TASK BRIEF:
Leave out the pictures and reproduce all of the data exactly.

THE RECORDS:
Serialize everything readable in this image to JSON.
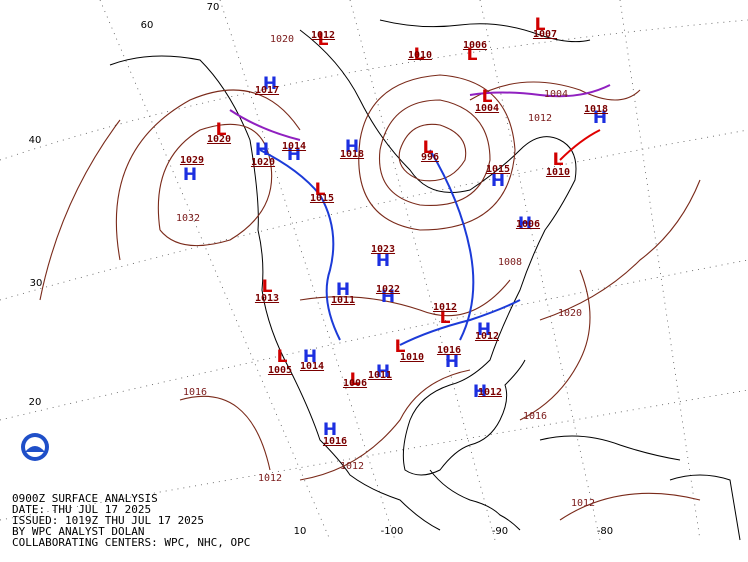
{
  "info": {
    "lines": [
      "0900Z SURFACE ANALYSIS",
      "DATE: THU JUL 17 2025",
      "ISSUED: 1019Z THU JUL 17 2025",
      "BY WPC ANALYST DOLAN",
      "COLLABORATING CENTERS: WPC, NHC, OPC"
    ]
  },
  "grid": {
    "lat_labels": [
      "70",
      "60",
      "40",
      "30",
      "20",
      "10"
    ],
    "lon_labels": [
      "-100",
      "-90",
      "-80"
    ]
  },
  "centers": [
    {
      "type": "H",
      "pressure": "1029"
    },
    {
      "type": "H",
      "pressure": "1020"
    },
    {
      "type": "H",
      "pressure": "1016"
    },
    {
      "type": "H",
      "pressure": "1022"
    },
    {
      "type": "H",
      "pressure": "1023"
    },
    {
      "type": "L",
      "pressure": "1010"
    },
    {
      "type": "H",
      "pressure": "1018"
    },
    {
      "type": "L",
      "pressure": "1007"
    },
    {
      "type": "L",
      "pressure": "1004"
    },
    {
      "type": "L",
      "pressure": "996"
    },
    {
      "type": "H",
      "pressure": "1015"
    },
    {
      "type": "L",
      "pressure": "1010"
    },
    {
      "type": "H",
      "pressure": "1006"
    },
    {
      "type": "L",
      "pressure": "1012"
    },
    {
      "type": "H",
      "pressure": "1018"
    },
    {
      "type": "H",
      "pressure": "1014"
    },
    {
      "type": "L",
      "pressure": "1015"
    },
    {
      "type": "H",
      "pressure": "1011"
    },
    {
      "type": "H",
      "pressure": "1016"
    },
    {
      "type": "H",
      "pressure": "1012"
    },
    {
      "type": "L",
      "pressure": "1005"
    },
    {
      "type": "H",
      "pressure": "1014"
    },
    {
      "type": "H",
      "pressure": "1011"
    },
    {
      "type": "L",
      "pressure": "1006"
    },
    {
      "type": "H",
      "pressure": "1012"
    },
    {
      "type": "L",
      "pressure": "1013"
    },
    {
      "type": "L",
      "pressure": "1020"
    },
    {
      "type": "H",
      "pressure": "1017"
    },
    {
      "type": "L",
      "pressure": "1012"
    },
    {
      "type": "L",
      "pressure": "1010"
    },
    {
      "type": "L",
      "pressure": "1006"
    }
  ],
  "isobar_labels": [
    "1020",
    "1032",
    "1016",
    "1012",
    "1012",
    "1020",
    "1016",
    "1012",
    "1012",
    "1004",
    "1008"
  ]
}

ANSWER:
Serialize everything readable in this image to JSON.
{
  "info": {
    "lines": [
      "0900Z SURFACE ANALYSIS",
      "DATE: THU JUL 17 2025",
      "ISSUED: 1019Z THU JUL 17 2025",
      "BY WPC ANALYST DOLAN",
      "COLLABORATING CENTERS: WPC, NHC, OPC"
    ]
  },
  "grid": {
    "lat_labels": [
      "70",
      "60",
      "40",
      "30",
      "20",
      "10"
    ],
    "lon_labels": [
      "-100",
      "-90",
      "-80"
    ]
  },
  "centers": [
    {
      "type": "H",
      "pressure": "1029"
    },
    {
      "type": "H",
      "pressure": "1020"
    },
    {
      "type": "H",
      "pressure": "1016"
    },
    {
      "type": "H",
      "pressure": "1022"
    },
    {
      "type": "H",
      "pressure": "1023"
    },
    {
      "type": "L",
      "pressure": "1010"
    },
    {
      "type": "H",
      "pressure": "1018"
    },
    {
      "type": "L",
      "pressure": "1007"
    },
    {
      "type": "L",
      "pressure": "1004"
    },
    {
      "type": "L",
      "pressure": "996"
    },
    {
      "type": "H",
      "pressure": "1015"
    },
    {
      "type": "L",
      "pressure": "1010"
    },
    {
      "type": "H",
      "pressure": "1006"
    },
    {
      "type": "L",
      "pressure": "1012"
    },
    {
      "type": "H",
      "pressure": "1018"
    },
    {
      "type": "H",
      "pressure": "1014"
    },
    {
      "type": "L",
      "pressure": "1015"
    },
    {
      "type": "H",
      "pressure": "1011"
    },
    {
      "type": "H",
      "pressure": "1016"
    },
    {
      "type": "H",
      "pressure": "1012"
    },
    {
      "type": "L",
      "pressure": "1005"
    },
    {
      "type": "H",
      "pressure": "1014"
    },
    {
      "type": "H",
      "pressure": "1011"
    },
    {
      "type": "L",
      "pressure": "1006"
    },
    {
      "type": "H",
      "pressure": "1012"
    },
    {
      "type": "L",
      "pressure": "1013"
    },
    {
      "type": "L",
      "pressure": "1020"
    },
    {
      "type": "H",
      "pressure": "1017"
    },
    {
      "type": "L",
      "pressure": "1012"
    },
    {
      "type": "L",
      "pressure": "1010"
    },
    {
      "type": "L",
      "pressure": "1006"
    }
  ],
  "isobar_labels": [
    "1020",
    "1032",
    "1016",
    "1012",
    "1012",
    "1020",
    "1016",
    "1012",
    "1012",
    "1004",
    "1008"
  ]
}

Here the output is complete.